> **TASK REQUIREMENTS**: Copy every line that holds "średniej".

Data records:

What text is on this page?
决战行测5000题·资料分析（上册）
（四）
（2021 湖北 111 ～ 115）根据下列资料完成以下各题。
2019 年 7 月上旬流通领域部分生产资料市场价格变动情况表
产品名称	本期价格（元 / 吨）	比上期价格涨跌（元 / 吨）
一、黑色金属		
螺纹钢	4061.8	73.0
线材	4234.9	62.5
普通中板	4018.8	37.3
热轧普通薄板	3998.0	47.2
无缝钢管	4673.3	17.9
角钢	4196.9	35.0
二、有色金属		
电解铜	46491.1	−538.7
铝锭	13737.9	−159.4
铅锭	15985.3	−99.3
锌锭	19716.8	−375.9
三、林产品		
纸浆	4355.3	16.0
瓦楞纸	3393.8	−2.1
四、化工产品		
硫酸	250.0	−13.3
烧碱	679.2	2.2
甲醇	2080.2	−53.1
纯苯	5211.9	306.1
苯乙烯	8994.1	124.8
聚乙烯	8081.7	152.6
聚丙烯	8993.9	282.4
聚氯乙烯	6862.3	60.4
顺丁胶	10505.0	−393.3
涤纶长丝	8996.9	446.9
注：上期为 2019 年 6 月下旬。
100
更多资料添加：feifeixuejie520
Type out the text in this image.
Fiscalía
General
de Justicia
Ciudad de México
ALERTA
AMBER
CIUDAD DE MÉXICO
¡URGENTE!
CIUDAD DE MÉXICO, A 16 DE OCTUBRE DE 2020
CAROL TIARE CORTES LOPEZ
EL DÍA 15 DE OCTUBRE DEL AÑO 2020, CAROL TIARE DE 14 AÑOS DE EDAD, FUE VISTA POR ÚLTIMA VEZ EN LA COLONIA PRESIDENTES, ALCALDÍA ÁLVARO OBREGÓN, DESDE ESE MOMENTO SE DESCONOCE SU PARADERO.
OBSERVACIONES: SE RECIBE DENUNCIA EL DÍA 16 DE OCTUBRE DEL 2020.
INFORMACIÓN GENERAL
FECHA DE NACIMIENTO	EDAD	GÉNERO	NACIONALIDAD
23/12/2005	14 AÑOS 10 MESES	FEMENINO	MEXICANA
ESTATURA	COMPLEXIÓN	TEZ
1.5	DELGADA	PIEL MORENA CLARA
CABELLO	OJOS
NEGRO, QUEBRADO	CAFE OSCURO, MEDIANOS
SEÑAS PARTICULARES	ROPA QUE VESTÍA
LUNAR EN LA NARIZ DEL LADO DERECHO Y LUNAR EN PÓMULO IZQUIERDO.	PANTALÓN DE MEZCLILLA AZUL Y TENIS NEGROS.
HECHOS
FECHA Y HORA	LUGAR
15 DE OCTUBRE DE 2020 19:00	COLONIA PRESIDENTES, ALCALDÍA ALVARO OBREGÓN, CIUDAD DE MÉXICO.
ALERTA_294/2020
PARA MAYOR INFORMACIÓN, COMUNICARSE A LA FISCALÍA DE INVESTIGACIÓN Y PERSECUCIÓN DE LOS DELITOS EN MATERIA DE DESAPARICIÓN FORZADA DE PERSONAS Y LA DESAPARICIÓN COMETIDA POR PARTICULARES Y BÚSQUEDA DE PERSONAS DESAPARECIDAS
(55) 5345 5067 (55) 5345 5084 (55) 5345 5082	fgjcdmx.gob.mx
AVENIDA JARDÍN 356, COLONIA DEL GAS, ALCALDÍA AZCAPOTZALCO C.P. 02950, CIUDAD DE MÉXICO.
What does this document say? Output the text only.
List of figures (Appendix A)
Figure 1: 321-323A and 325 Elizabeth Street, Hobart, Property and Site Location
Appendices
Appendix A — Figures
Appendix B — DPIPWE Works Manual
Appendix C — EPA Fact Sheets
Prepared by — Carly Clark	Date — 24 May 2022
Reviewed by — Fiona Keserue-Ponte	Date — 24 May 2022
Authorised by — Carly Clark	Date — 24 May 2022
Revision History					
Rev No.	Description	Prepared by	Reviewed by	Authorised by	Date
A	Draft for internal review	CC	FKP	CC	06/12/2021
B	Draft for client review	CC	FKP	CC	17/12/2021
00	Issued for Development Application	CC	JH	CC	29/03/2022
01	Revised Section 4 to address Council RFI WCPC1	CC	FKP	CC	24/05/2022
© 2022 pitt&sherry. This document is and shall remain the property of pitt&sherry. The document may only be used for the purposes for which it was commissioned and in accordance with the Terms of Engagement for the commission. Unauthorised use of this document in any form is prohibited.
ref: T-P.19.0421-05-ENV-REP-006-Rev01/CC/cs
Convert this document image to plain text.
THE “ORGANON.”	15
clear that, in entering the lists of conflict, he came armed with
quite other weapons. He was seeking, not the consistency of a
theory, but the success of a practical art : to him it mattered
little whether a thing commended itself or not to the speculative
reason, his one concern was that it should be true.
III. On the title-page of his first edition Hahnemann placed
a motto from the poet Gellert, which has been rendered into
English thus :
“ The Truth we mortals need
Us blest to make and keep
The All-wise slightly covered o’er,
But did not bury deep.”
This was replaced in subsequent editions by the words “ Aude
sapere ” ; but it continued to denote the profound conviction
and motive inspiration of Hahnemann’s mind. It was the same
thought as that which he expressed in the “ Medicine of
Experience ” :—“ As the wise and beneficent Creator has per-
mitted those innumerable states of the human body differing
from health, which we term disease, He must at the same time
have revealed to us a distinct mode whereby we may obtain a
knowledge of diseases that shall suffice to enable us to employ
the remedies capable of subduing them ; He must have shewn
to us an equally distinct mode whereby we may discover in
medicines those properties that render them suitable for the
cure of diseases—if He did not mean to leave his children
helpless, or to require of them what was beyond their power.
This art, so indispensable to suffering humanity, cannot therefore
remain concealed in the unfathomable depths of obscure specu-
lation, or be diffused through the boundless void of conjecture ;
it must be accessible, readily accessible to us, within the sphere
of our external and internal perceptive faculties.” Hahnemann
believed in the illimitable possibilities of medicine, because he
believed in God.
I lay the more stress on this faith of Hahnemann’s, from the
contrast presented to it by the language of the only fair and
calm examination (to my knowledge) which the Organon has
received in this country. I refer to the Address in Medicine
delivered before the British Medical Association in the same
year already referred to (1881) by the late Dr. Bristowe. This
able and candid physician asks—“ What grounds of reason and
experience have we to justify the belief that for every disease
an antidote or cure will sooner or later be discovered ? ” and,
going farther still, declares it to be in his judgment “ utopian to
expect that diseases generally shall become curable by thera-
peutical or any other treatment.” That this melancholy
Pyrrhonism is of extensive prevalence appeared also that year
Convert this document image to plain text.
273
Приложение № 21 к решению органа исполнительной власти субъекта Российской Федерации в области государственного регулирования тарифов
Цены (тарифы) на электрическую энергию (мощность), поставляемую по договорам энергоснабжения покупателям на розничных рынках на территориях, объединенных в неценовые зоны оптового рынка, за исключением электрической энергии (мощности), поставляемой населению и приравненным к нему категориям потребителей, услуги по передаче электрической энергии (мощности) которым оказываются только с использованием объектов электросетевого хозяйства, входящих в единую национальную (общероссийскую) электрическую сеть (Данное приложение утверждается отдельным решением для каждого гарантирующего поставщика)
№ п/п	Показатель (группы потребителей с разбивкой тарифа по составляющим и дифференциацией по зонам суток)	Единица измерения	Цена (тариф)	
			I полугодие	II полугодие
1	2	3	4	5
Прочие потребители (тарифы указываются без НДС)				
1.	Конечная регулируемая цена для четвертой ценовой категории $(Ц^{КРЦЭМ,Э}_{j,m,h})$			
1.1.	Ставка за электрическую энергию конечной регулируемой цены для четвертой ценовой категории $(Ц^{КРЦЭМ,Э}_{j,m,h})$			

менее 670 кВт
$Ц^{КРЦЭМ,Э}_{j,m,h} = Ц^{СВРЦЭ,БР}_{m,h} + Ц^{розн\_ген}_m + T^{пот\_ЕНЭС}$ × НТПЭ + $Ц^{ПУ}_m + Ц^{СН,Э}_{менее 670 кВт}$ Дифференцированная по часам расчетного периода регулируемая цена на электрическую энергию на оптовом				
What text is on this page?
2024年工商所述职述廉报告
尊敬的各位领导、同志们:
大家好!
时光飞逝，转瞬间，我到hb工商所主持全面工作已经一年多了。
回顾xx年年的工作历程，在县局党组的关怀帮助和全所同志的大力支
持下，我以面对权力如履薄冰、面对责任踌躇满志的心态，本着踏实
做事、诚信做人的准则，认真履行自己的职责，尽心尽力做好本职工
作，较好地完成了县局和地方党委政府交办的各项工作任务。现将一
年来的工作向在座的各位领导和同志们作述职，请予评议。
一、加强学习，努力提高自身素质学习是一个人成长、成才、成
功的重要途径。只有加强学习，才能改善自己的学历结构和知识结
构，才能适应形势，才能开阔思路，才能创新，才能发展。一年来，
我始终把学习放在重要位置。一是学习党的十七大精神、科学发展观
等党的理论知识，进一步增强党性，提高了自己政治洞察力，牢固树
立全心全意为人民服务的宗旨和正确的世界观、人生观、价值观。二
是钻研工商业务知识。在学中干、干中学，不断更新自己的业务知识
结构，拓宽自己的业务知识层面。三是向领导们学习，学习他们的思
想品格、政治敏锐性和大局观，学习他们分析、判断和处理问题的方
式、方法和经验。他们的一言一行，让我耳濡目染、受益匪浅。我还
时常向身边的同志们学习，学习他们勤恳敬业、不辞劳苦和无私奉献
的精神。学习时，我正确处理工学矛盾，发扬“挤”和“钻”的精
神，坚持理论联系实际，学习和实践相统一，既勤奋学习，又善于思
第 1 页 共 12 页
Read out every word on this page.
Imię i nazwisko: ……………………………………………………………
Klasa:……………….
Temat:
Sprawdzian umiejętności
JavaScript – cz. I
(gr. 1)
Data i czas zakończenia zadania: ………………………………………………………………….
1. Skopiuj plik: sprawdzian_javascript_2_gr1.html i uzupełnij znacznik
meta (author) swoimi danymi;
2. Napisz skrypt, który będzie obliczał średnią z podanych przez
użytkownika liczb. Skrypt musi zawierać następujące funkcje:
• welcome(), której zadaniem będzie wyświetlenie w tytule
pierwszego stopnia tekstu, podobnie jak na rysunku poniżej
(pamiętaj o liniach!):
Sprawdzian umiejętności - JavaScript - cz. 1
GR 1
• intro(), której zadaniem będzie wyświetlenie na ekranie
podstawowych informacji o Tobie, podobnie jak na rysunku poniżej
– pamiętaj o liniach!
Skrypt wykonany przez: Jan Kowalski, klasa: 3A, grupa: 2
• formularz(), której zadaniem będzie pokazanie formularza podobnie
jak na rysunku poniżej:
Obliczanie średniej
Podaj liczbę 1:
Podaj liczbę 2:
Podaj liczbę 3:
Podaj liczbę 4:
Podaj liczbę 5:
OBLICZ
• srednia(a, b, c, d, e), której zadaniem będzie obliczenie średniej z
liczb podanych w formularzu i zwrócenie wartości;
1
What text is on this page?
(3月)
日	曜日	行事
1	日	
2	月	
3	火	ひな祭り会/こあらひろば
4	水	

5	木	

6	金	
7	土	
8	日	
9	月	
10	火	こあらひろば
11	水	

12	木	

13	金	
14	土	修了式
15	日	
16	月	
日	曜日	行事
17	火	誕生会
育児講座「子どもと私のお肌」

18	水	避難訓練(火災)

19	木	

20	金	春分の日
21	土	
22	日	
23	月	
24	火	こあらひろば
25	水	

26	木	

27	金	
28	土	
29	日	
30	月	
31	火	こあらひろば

> **TASK RESULT**:
Obliczanie średniej
• srednia(a, b, c, d, e), której zadaniem będzie obliczenie średniej z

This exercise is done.